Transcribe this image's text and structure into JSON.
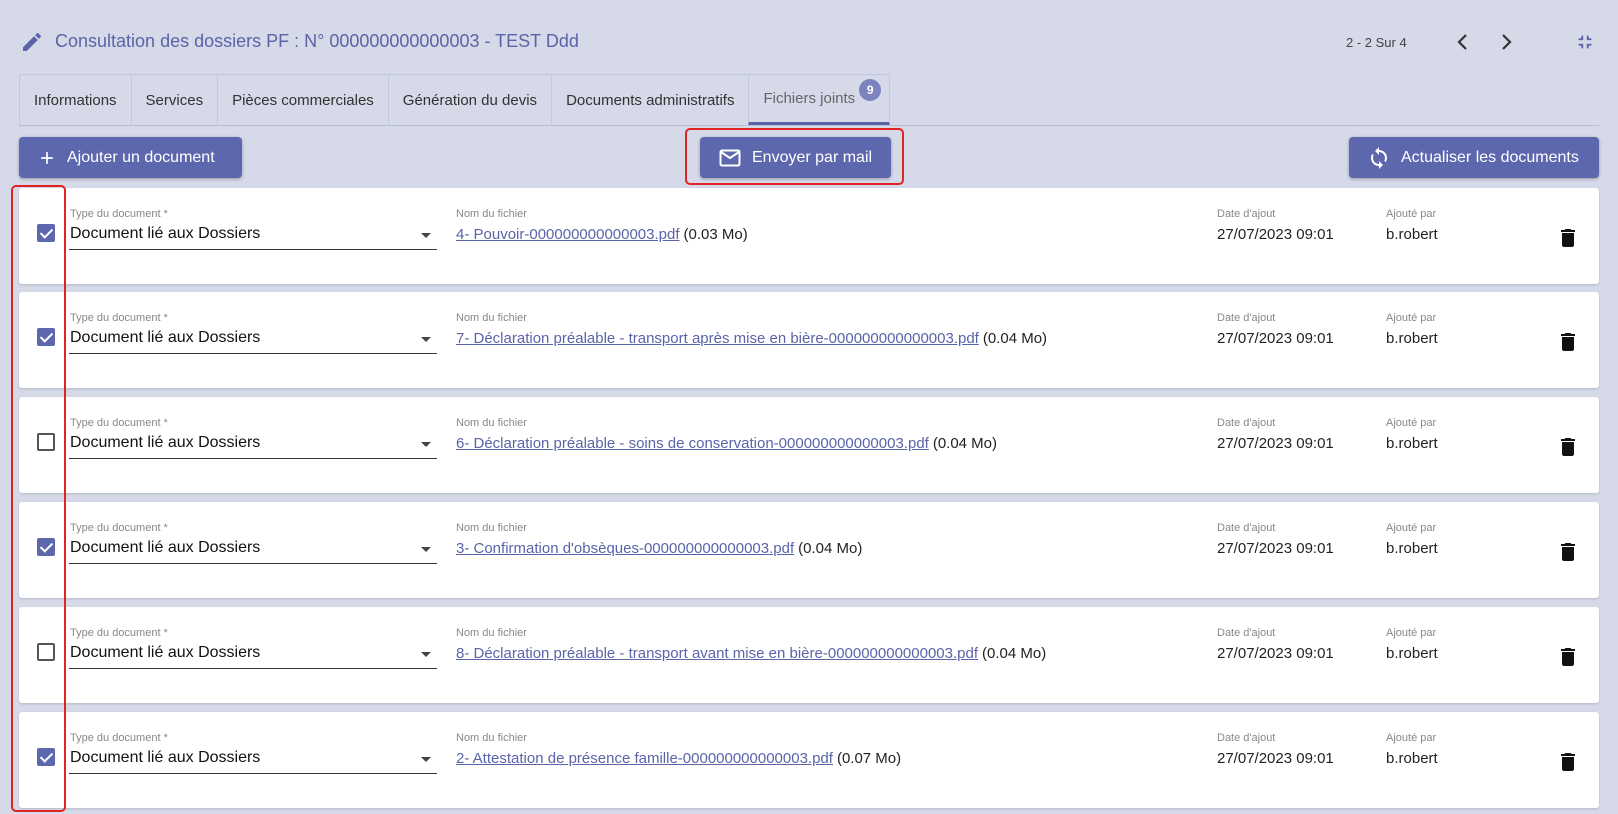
{
  "header": {
    "title": "Consultation des dossiers PF : N° 000000000000003 - TEST Ddd",
    "pager": "2 - 2 Sur 4"
  },
  "tabs": [
    {
      "label": "Informations"
    },
    {
      "label": "Services"
    },
    {
      "label": "Pièces commerciales"
    },
    {
      "label": "Génération du devis"
    },
    {
      "label": "Documents administratifs"
    },
    {
      "label": "Fichiers joints",
      "badge": "9",
      "active": true
    }
  ],
  "toolbar": {
    "add_label": "Ajouter un document",
    "mail_label": "Envoyer par mail",
    "refresh_label": "Actualiser les documents"
  },
  "labels": {
    "type": "Type du document *",
    "file": "Nom du fichier",
    "date": "Date d'ajout",
    "by": "Ajouté par"
  },
  "documents": [
    {
      "checked": true,
      "type": "Document lié aux Dossiers",
      "file": "4- Pouvoir-000000000000003.pdf",
      "size": "(0.03 Mo)",
      "date": "27/07/2023 09:01",
      "by": "b.robert"
    },
    {
      "checked": true,
      "type": "Document lié aux Dossiers",
      "file": "7- Déclaration préalable - transport après mise en bière-000000000000003.pdf",
      "size": "(0.04 Mo)",
      "date": "27/07/2023 09:01",
      "by": "b.robert"
    },
    {
      "checked": false,
      "type": "Document lié aux Dossiers",
      "file": "6- Déclaration préalable - soins de conservation-000000000000003.pdf",
      "size": "(0.04 Mo)",
      "date": "27/07/2023 09:01",
      "by": "b.robert"
    },
    {
      "checked": true,
      "type": "Document lié aux Dossiers",
      "file": "3- Confirmation d'obsèques-000000000000003.pdf",
      "size": "(0.04 Mo)",
      "date": "27/07/2023 09:01",
      "by": "b.robert"
    },
    {
      "checked": false,
      "type": "Document lié aux Dossiers",
      "file": "8- Déclaration préalable - transport avant mise en bière-000000000000003.pdf",
      "size": "(0.04 Mo)",
      "date": "27/07/2023 09:01",
      "by": "b.robert"
    },
    {
      "checked": true,
      "type": "Document lié aux Dossiers",
      "file": "2- Attestation de présence famille-000000000000003.pdf",
      "size": "(0.07 Mo)",
      "date": "27/07/2023 09:01",
      "by": "b.robert"
    }
  ],
  "colors": {
    "accent": "#5d67ad",
    "title": "#5a64a8",
    "background": "#d5d9e8",
    "highlight": "#e02424"
  },
  "icons": {
    "edit": "pencil-icon",
    "prev": "chevron-left-icon",
    "next": "chevron-right-icon",
    "collapse": "collapse-icon",
    "add": "plus-icon",
    "mail": "mail-icon",
    "refresh": "refresh-icon",
    "delete": "trash-icon"
  }
}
=-=-=-=-=
** STATED PROBLEM **
Quote the entries above word for word. Leave the images out.

** SOLUTION TO THE EXERCISE **
Transcribe this image's text and structure into JSON.
{
  "header": {
    "title": "Consultation des dossiers PF : N° 000000000000003 - TEST Ddd",
    "pager": "2 - 2 Sur 4"
  },
  "tabs": [
    {
      "label": "Informations"
    },
    {
      "label": "Services"
    },
    {
      "label": "Pièces commerciales"
    },
    {
      "label": "Génération du devis"
    },
    {
      "label": "Documents administratifs"
    },
    {
      "label": "Fichiers joints",
      "badge": "9",
      "active": true
    }
  ],
  "toolbar": {
    "add_label": "Ajouter un document",
    "mail_label": "Envoyer par mail",
    "refresh_label": "Actualiser les documents"
  },
  "labels": {
    "type": "Type du document *",
    "file": "Nom du fichier",
    "date": "Date d'ajout",
    "by": "Ajouté par"
  },
  "documents": [
    {
      "checked": true,
      "type": "Document lié aux Dossiers",
      "file": "4- Pouvoir-000000000000003.pdf",
      "size": "(0.03 Mo)",
      "date": "27/07/2023 09:01",
      "by": "b.robert"
    },
    {
      "checked": true,
      "type": "Document lié aux Dossiers",
      "file": "7- Déclaration préalable - transport après mise en bière-000000000000003.pdf",
      "size": "(0.04 Mo)",
      "date": "27/07/2023 09:01",
      "by": "b.robert"
    },
    {
      "checked": false,
      "type": "Document lié aux Dossiers",
      "file": "6- Déclaration préalable - soins de conservation-000000000000003.pdf",
      "size": "(0.04 Mo)",
      "date": "27/07/2023 09:01",
      "by": "b.robert"
    },
    {
      "checked": true,
      "type": "Document lié aux Dossiers",
      "file": "3- Confirmation d'obsèques-000000000000003.pdf",
      "size": "(0.04 Mo)",
      "date": "27/07/2023 09:01",
      "by": "b.robert"
    },
    {
      "checked": false,
      "type": "Document lié aux Dossiers",
      "file": "8- Déclaration préalable - transport avant mise en bière-000000000000003.pdf",
      "size": "(0.04 Mo)",
      "date": "27/07/2023 09:01",
      "by": "b.robert"
    },
    {
      "checked": true,
      "type": "Document lié aux Dossiers",
      "file": "2- Attestation de présence famille-000000000000003.pdf",
      "size": "(0.07 Mo)",
      "date": "27/07/2023 09:01",
      "by": "b.robert"
    }
  ],
  "colors": {
    "accent": "#5d67ad",
    "title": "#5a64a8",
    "background": "#d5d9e8",
    "highlight": "#e02424"
  },
  "icons": {
    "edit": "pencil-icon",
    "prev": "chevron-left-icon",
    "next": "chevron-right-icon",
    "collapse": "collapse-icon",
    "add": "plus-icon",
    "mail": "mail-icon",
    "refresh": "refresh-icon",
    "delete": "trash-icon"
  }
}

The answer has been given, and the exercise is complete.